■ DATA LISTING
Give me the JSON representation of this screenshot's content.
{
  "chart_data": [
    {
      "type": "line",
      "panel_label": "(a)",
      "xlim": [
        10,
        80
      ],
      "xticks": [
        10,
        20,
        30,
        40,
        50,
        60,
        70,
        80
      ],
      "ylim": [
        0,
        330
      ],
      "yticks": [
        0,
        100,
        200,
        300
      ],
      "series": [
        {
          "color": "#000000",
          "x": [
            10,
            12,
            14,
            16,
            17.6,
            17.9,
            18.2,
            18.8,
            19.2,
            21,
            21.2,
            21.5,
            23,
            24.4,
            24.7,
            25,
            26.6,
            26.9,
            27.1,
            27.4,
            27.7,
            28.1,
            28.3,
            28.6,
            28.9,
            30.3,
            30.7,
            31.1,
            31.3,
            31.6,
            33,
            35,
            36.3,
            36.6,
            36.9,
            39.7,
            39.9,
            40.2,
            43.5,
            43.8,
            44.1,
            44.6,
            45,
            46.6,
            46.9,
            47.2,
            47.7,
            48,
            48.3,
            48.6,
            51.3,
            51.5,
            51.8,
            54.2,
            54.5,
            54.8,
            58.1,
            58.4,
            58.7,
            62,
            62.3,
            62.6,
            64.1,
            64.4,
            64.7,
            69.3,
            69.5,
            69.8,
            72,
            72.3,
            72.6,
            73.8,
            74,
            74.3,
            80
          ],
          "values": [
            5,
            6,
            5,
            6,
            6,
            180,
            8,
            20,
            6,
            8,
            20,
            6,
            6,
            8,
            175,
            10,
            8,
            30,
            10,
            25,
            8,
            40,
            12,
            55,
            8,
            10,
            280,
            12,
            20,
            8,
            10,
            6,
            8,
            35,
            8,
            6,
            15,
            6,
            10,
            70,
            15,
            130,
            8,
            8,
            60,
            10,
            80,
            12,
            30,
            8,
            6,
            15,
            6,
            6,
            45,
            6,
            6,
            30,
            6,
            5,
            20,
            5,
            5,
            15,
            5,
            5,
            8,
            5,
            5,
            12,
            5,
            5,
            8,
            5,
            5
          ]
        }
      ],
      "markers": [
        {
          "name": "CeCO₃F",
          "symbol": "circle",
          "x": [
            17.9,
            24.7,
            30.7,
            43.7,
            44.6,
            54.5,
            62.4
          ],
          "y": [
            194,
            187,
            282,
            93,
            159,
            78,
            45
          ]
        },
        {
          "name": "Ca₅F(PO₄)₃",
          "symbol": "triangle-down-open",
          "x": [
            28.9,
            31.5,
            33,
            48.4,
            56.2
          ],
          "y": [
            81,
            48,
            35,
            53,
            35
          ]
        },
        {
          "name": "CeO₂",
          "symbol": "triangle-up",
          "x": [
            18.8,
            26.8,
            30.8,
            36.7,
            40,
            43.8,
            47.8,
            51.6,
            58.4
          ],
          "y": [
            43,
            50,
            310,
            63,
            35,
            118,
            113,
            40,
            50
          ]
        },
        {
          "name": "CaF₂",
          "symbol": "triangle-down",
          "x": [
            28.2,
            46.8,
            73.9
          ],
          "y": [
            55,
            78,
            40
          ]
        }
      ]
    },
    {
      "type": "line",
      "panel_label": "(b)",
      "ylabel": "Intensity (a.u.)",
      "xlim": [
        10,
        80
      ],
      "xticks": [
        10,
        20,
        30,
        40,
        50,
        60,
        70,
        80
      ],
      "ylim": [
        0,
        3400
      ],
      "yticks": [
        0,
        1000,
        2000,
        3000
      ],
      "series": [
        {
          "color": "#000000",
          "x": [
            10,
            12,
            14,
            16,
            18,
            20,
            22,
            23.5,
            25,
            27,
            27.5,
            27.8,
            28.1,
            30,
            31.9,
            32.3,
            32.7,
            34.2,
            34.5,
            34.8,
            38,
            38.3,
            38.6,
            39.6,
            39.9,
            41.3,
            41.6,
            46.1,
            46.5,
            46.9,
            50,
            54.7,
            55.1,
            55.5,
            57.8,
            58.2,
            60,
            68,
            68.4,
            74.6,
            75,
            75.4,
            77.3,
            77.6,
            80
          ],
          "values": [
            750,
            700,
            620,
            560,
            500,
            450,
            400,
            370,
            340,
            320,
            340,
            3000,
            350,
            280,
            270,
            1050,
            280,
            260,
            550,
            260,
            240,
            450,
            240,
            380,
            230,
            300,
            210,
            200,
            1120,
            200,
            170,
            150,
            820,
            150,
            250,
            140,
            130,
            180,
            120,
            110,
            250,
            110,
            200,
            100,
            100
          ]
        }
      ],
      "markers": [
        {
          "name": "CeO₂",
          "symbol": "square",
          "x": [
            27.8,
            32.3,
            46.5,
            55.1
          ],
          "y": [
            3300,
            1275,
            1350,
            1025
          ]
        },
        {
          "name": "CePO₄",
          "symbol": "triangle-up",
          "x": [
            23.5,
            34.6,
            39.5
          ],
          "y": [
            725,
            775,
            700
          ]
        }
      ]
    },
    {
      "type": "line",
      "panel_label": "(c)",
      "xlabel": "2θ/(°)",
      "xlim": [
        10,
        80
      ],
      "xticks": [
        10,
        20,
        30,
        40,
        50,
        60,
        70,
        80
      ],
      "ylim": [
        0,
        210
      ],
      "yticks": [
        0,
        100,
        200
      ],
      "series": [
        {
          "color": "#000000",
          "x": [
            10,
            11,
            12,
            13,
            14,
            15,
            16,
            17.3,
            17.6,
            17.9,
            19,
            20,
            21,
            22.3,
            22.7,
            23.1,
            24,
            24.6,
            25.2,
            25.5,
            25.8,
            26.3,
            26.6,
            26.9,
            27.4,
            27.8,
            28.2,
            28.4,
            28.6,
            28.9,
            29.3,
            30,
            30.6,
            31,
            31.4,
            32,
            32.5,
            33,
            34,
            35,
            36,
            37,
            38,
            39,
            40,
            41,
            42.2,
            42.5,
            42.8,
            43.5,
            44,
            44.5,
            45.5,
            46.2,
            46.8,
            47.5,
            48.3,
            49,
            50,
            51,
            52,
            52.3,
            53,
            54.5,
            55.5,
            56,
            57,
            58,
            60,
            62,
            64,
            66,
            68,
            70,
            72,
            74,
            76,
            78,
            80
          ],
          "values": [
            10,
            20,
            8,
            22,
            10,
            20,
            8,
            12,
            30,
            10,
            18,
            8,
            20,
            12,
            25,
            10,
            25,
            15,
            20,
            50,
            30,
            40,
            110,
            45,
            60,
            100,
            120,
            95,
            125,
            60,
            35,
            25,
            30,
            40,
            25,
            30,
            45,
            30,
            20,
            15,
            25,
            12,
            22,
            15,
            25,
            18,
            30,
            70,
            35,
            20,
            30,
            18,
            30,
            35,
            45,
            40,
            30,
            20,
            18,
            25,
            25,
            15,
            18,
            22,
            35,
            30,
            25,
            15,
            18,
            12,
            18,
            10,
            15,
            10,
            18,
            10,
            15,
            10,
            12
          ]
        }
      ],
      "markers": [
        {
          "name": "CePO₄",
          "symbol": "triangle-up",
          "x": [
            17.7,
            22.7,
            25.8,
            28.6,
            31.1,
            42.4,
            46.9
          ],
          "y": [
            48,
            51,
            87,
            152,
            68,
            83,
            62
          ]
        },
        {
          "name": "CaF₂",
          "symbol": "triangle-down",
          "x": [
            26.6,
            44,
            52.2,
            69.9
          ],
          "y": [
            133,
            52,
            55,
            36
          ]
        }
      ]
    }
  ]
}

■ SHORT TASK
Please repeat the listing exactly, with nothing left out.

■ CORRECT OUTPUT
Give me the JSON representation of this screenshot's content.
{
  "chart_data": [
    {
      "type": "line",
      "panel_label": "(a)",
      "xlim": [
        10,
        80
      ],
      "xticks": [
        10,
        20,
        30,
        40,
        50,
        60,
        70,
        80
      ],
      "ylim": [
        0,
        330
      ],
      "yticks": [
        0,
        100,
        200,
        300
      ],
      "series": [
        {
          "color": "#000000",
          "x": [
            10,
            12,
            14,
            16,
            17.6,
            17.9,
            18.2,
            18.8,
            19.2,
            21,
            21.2,
            21.5,
            23,
            24.4,
            24.7,
            25,
            26.6,
            26.9,
            27.1,
            27.4,
            27.7,
            28.1,
            28.3,
            28.6,
            28.9,
            30.3,
            30.7,
            31.1,
            31.3,
            31.6,
            33,
            35,
            36.3,
            36.6,
            36.9,
            39.7,
            39.9,
            40.2,
            43.5,
            43.8,
            44.1,
            44.6,
            45,
            46.6,
            46.9,
            47.2,
            47.7,
            48,
            48.3,
            48.6,
            51.3,
            51.5,
            51.8,
            54.2,
            54.5,
            54.8,
            58.1,
            58.4,
            58.7,
            62,
            62.3,
            62.6,
            64.1,
            64.4,
            64.7,
            69.3,
            69.5,
            69.8,
            72,
            72.3,
            72.6,
            73.8,
            74,
            74.3,
            80
          ],
          "values": [
            5,
            6,
            5,
            6,
            6,
            180,
            8,
            20,
            6,
            8,
            20,
            6,
            6,
            8,
            175,
            10,
            8,
            30,
            10,
            25,
            8,
            40,
            12,
            55,
            8,
            10,
            280,
            12,
            20,
            8,
            10,
            6,
            8,
            35,
            8,
            6,
            15,
            6,
            10,
            70,
            15,
            130,
            8,
            8,
            60,
            10,
            80,
            12,
            30,
            8,
            6,
            15,
            6,
            6,
            45,
            6,
            6,
            30,
            6,
            5,
            20,
            5,
            5,
            15,
            5,
            5,
            8,
            5,
            5,
            12,
            5,
            5,
            8,
            5,
            5
          ]
        }
      ],
      "markers": [
        {
          "name": "CeCO₃F",
          "symbol": "circle",
          "x": [
            17.9,
            24.7,
            30.7,
            43.7,
            44.6,
            54.5,
            62.4
          ],
          "y": [
            194,
            187,
            282,
            93,
            159,
            78,
            45
          ]
        },
        {
          "name": "Ca₅F(PO₄)₃",
          "symbol": "triangle-down-open",
          "x": [
            28.9,
            31.5,
            33,
            48.4,
            56.2
          ],
          "y": [
            81,
            48,
            35,
            53,
            35
          ]
        },
        {
          "name": "CeO₂",
          "symbol": "triangle-up",
          "x": [
            18.8,
            26.8,
            30.8,
            36.7,
            40,
            43.8,
            47.8,
            51.6,
            58.4
          ],
          "y": [
            43,
            50,
            310,
            63,
            35,
            118,
            113,
            40,
            50
          ]
        },
        {
          "name": "CaF₂",
          "symbol": "triangle-down",
          "x": [
            28.2,
            46.8,
            73.9
          ],
          "y": [
            55,
            78,
            40
          ]
        }
      ]
    },
    {
      "type": "line",
      "panel_label": "(b)",
      "ylabel": "Intensity (a.u.)",
      "xlim": [
        10,
        80
      ],
      "xticks": [
        10,
        20,
        30,
        40,
        50,
        60,
        70,
        80
      ],
      "ylim": [
        0,
        3400
      ],
      "yticks": [
        0,
        1000,
        2000,
        3000
      ],
      "series": [
        {
          "color": "#000000",
          "x": [
            10,
            12,
            14,
            16,
            18,
            20,
            22,
            23.5,
            25,
            27,
            27.5,
            27.8,
            28.1,
            30,
            31.9,
            32.3,
            32.7,
            34.2,
            34.5,
            34.8,
            38,
            38.3,
            38.6,
            39.6,
            39.9,
            41.3,
            41.6,
            46.1,
            46.5,
            46.9,
            50,
            54.7,
            55.1,
            55.5,
            57.8,
            58.2,
            60,
            68,
            68.4,
            74.6,
            75,
            75.4,
            77.3,
            77.6,
            80
          ],
          "values": [
            750,
            700,
            620,
            560,
            500,
            450,
            400,
            370,
            340,
            320,
            340,
            3000,
            350,
            280,
            270,
            1050,
            280,
            260,
            550,
            260,
            240,
            450,
            240,
            380,
            230,
            300,
            210,
            200,
            1120,
            200,
            170,
            150,
            820,
            150,
            250,
            140,
            130,
            180,
            120,
            110,
            250,
            110,
            200,
            100,
            100
          ]
        }
      ],
      "markers": [
        {
          "name": "CeO₂",
          "symbol": "square",
          "x": [
            27.8,
            32.3,
            46.5,
            55.1
          ],
          "y": [
            3300,
            1275,
            1350,
            1025
          ]
        },
        {
          "name": "CePO₄",
          "symbol": "triangle-up",
          "x": [
            23.5,
            34.6,
            39.5
          ],
          "y": [
            725,
            775,
            700
          ]
        }
      ]
    },
    {
      "type": "line",
      "panel_label": "(c)",
      "xlabel": "2θ/(°)",
      "xlim": [
        10,
        80
      ],
      "xticks": [
        10,
        20,
        30,
        40,
        50,
        60,
        70,
        80
      ],
      "ylim": [
        0,
        210
      ],
      "yticks": [
        0,
        100,
        200
      ],
      "series": [
        {
          "color": "#000000",
          "x": [
            10,
            11,
            12,
            13,
            14,
            15,
            16,
            17.3,
            17.6,
            17.9,
            19,
            20,
            21,
            22.3,
            22.7,
            23.1,
            24,
            24.6,
            25.2,
            25.5,
            25.8,
            26.3,
            26.6,
            26.9,
            27.4,
            27.8,
            28.2,
            28.4,
            28.6,
            28.9,
            29.3,
            30,
            30.6,
            31,
            31.4,
            32,
            32.5,
            33,
            34,
            35,
            36,
            37,
            38,
            39,
            40,
            41,
            42.2,
            42.5,
            42.8,
            43.5,
            44,
            44.5,
            45.5,
            46.2,
            46.8,
            47.5,
            48.3,
            49,
            50,
            51,
            52,
            52.3,
            53,
            54.5,
            55.5,
            56,
            57,
            58,
            60,
            62,
            64,
            66,
            68,
            70,
            72,
            74,
            76,
            78,
            80
          ],
          "values": [
            10,
            20,
            8,
            22,
            10,
            20,
            8,
            12,
            30,
            10,
            18,
            8,
            20,
            12,
            25,
            10,
            25,
            15,
            20,
            50,
            30,
            40,
            110,
            45,
            60,
            100,
            120,
            95,
            125,
            60,
            35,
            25,
            30,
            40,
            25,
            30,
            45,
            30,
            20,
            15,
            25,
            12,
            22,
            15,
            25,
            18,
            30,
            70,
            35,
            20,
            30,
            18,
            30,
            35,
            45,
            40,
            30,
            20,
            18,
            25,
            25,
            15,
            18,
            22,
            35,
            30,
            25,
            15,
            18,
            12,
            18,
            10,
            15,
            10,
            18,
            10,
            15,
            10,
            12
          ]
        }
      ],
      "markers": [
        {
          "name": "CePO₄",
          "symbol": "triangle-up",
          "x": [
            17.7,
            22.7,
            25.8,
            28.6,
            31.1,
            42.4,
            46.9
          ],
          "y": [
            48,
            51,
            87,
            152,
            68,
            83,
            62
          ]
        },
        {
          "name": "CaF₂",
          "symbol": "triangle-down",
          "x": [
            26.6,
            44,
            52.2,
            69.9
          ],
          "y": [
            133,
            52,
            55,
            36
          ]
        }
      ]
    }
  ]
}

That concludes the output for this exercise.